_INSTRUCTIONS FOR THE TASK_
Transcribe the records that follow. Keep every word exactly, and drop the pictures.

** BEGIN RECORDS FOR THIS TASK **

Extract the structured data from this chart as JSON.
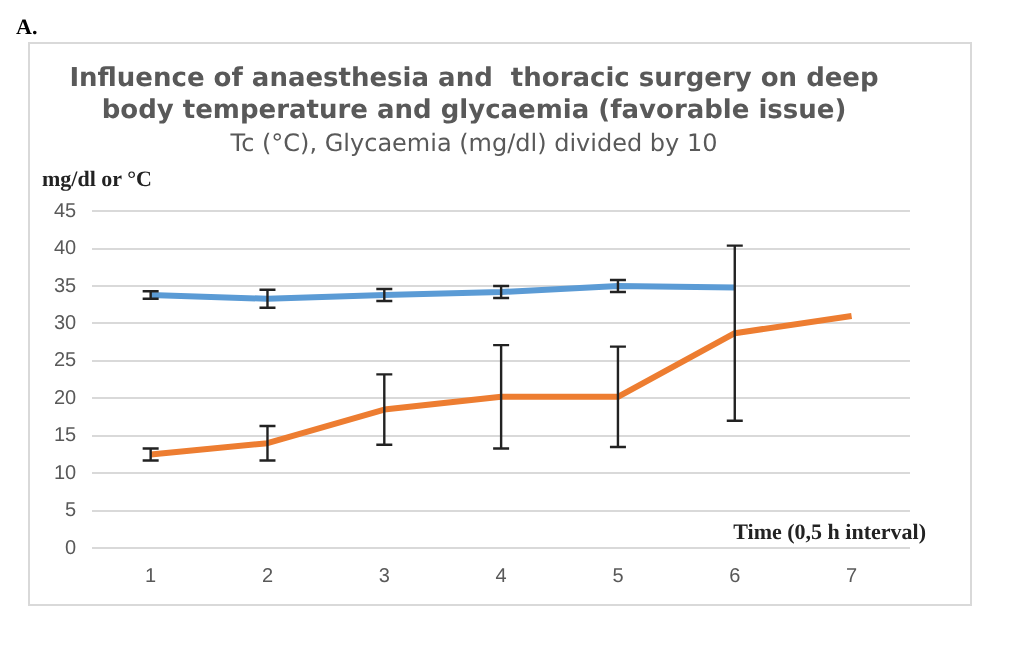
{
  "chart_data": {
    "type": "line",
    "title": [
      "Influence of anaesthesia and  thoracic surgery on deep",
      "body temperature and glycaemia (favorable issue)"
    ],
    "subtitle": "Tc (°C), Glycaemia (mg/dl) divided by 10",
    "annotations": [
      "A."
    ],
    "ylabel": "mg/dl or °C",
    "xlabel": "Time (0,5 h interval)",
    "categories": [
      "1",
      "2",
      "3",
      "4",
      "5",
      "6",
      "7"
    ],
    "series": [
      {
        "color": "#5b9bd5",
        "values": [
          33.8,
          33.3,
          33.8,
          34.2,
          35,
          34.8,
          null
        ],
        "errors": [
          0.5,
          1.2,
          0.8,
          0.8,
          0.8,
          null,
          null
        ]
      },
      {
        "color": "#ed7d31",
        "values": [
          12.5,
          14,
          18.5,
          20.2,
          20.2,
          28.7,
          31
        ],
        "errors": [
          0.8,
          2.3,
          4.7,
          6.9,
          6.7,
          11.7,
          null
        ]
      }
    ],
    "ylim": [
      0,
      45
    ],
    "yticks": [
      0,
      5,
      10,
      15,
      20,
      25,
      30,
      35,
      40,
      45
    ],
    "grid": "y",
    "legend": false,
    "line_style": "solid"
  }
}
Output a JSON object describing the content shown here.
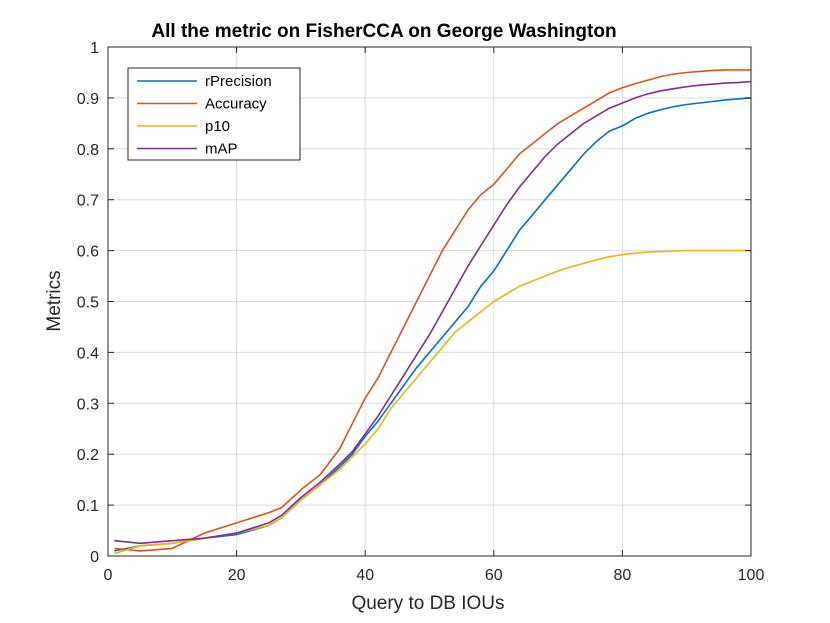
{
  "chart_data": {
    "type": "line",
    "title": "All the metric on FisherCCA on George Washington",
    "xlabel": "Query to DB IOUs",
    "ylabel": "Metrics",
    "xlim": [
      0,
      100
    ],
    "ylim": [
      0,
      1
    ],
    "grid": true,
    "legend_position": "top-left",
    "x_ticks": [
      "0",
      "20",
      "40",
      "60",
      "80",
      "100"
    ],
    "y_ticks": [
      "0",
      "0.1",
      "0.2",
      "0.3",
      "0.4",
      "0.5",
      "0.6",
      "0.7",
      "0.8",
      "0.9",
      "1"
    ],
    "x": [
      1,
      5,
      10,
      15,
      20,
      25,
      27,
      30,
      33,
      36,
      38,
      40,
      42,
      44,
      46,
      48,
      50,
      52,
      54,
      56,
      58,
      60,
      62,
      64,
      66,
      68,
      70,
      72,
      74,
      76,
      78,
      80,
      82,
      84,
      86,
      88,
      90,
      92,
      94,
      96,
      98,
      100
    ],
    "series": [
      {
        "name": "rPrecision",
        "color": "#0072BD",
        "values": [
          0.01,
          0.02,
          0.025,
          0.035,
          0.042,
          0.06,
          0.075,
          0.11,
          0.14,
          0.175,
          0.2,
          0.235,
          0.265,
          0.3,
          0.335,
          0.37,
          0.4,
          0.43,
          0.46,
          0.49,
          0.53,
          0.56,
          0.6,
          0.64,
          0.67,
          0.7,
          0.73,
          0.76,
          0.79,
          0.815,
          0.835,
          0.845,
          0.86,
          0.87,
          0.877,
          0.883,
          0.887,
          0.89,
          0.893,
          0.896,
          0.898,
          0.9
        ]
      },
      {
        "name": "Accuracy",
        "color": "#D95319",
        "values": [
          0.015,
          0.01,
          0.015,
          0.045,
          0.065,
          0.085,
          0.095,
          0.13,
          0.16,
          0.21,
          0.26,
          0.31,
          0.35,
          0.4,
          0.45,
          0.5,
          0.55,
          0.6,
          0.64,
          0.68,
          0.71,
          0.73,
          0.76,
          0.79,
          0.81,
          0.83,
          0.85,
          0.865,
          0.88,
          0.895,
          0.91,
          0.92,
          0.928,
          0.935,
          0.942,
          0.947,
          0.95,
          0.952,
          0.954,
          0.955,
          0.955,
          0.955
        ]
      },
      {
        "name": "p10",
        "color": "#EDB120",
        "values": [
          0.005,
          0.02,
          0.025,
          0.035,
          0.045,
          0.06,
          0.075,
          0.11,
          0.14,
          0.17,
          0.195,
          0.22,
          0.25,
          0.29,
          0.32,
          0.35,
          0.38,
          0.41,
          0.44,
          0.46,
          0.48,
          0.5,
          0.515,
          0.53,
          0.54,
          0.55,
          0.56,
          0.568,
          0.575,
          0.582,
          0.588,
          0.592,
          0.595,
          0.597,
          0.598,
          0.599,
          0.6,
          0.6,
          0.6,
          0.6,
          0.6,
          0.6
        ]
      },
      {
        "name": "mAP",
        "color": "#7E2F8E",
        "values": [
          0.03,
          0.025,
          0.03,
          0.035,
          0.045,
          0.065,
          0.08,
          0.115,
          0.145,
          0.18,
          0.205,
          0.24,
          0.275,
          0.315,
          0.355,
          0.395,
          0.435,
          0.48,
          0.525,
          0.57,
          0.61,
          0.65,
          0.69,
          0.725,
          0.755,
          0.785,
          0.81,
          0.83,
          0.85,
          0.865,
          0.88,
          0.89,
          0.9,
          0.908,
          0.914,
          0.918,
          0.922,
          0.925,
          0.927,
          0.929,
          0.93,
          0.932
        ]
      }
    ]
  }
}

** END RECORDS FOR THIS TASK **

_RESULT OF THIS TASK_
Extract the structured data from this chart as JSON.
{
  "chart_data": {
    "type": "line",
    "title": [
      "Influence of anaesthesia and  thoracic surgery on deep",
      "body temperature and glycaemia (favorable issue)"
    ],
    "subtitle": "Tc (°C), Glycaemia (mg/dl) divided by 10",
    "annotations": [
      "A."
    ],
    "ylabel": "mg/dl or °C",
    "xlabel": "Time (0,5 h interval)",
    "categories": [
      "1",
      "2",
      "3",
      "4",
      "5",
      "6",
      "7"
    ],
    "series": [
      {
        "color": "#5b9bd5",
        "values": [
          33.8,
          33.3,
          33.8,
          34.2,
          35,
          34.8,
          null
        ],
        "errors": [
          0.5,
          1.2,
          0.8,
          0.8,
          0.8,
          null,
          null
        ]
      },
      {
        "color": "#ed7d31",
        "values": [
          12.5,
          14,
          18.5,
          20.2,
          20.2,
          28.7,
          31
        ],
        "errors": [
          0.8,
          2.3,
          4.7,
          6.9,
          6.7,
          11.7,
          null
        ]
      }
    ],
    "ylim": [
      0,
      45
    ],
    "yticks": [
      0,
      5,
      10,
      15,
      20,
      25,
      30,
      35,
      40,
      45
    ],
    "grid": "y",
    "legend": false,
    "line_style": "solid"
  }
}
Output a JSON object describing the content shown here.
{
  "chart_data": {
    "type": "line",
    "title": "All the metric on FisherCCA on George Washington",
    "xlabel": "Query to DB IOUs",
    "ylabel": "Metrics",
    "xlim": [
      0,
      100
    ],
    "ylim": [
      0,
      1
    ],
    "grid": true,
    "legend_position": "top-left",
    "x_ticks": [
      "0",
      "20",
      "40",
      "60",
      "80",
      "100"
    ],
    "y_ticks": [
      "0",
      "0.1",
      "0.2",
      "0.3",
      "0.4",
      "0.5",
      "0.6",
      "0.7",
      "0.8",
      "0.9",
      "1"
    ],
    "x": [
      1,
      5,
      10,
      15,
      20,
      25,
      27,
      30,
      33,
      36,
      38,
      40,
      42,
      44,
      46,
      48,
      50,
      52,
      54,
      56,
      58,
      60,
      62,
      64,
      66,
      68,
      70,
      72,
      74,
      76,
      78,
      80,
      82,
      84,
      86,
      88,
      90,
      92,
      94,
      96,
      98,
      100
    ],
    "series": [
      {
        "name": "rPrecision",
        "color": "#0072BD",
        "values": [
          0.01,
          0.02,
          0.025,
          0.035,
          0.042,
          0.06,
          0.075,
          0.11,
          0.14,
          0.175,
          0.2,
          0.235,
          0.265,
          0.3,
          0.335,
          0.37,
          0.4,
          0.43,
          0.46,
          0.49,
          0.53,
          0.56,
          0.6,
          0.64,
          0.67,
          0.7,
          0.73,
          0.76,
          0.79,
          0.815,
          0.835,
          0.845,
          0.86,
          0.87,
          0.877,
          0.883,
          0.887,
          0.89,
          0.893,
          0.896,
          0.898,
          0.9
        ]
      },
      {
        "name": "Accuracy",
        "color": "#D95319",
        "values": [
          0.015,
          0.01,
          0.015,
          0.045,
          0.065,
          0.085,
          0.095,
          0.13,
          0.16,
          0.21,
          0.26,
          0.31,
          0.35,
          0.4,
          0.45,
          0.5,
          0.55,
          0.6,
          0.64,
          0.68,
          0.71,
          0.73,
          0.76,
          0.79,
          0.81,
          0.83,
          0.85,
          0.865,
          0.88,
          0.895,
          0.91,
          0.92,
          0.928,
          0.935,
          0.942,
          0.947,
          0.95,
          0.952,
          0.954,
          0.955,
          0.955,
          0.955
        ]
      },
      {
        "name": "p10",
        "color": "#EDB120",
        "values": [
          0.005,
          0.02,
          0.025,
          0.035,
          0.045,
          0.06,
          0.075,
          0.11,
          0.14,
          0.17,
          0.195,
          0.22,
          0.25,
          0.29,
          0.32,
          0.35,
          0.38,
          0.41,
          0.44,
          0.46,
          0.48,
          0.5,
          0.515,
          0.53,
          0.54,
          0.55,
          0.56,
          0.568,
          0.575,
          0.582,
          0.588,
          0.592,
          0.595,
          0.597,
          0.598,
          0.599,
          0.6,
          0.6,
          0.6,
          0.6,
          0.6,
          0.6
        ]
      },
      {
        "name": "mAP",
        "color": "#7E2F8E",
        "values": [
          0.03,
          0.025,
          0.03,
          0.035,
          0.045,
          0.065,
          0.08,
          0.115,
          0.145,
          0.18,
          0.205,
          0.24,
          0.275,
          0.315,
          0.355,
          0.395,
          0.435,
          0.48,
          0.525,
          0.57,
          0.61,
          0.65,
          0.69,
          0.725,
          0.755,
          0.785,
          0.81,
          0.83,
          0.85,
          0.865,
          0.88,
          0.89,
          0.9,
          0.908,
          0.914,
          0.918,
          0.922,
          0.925,
          0.927,
          0.929,
          0.93,
          0.932
        ]
      }
    ]
  }
}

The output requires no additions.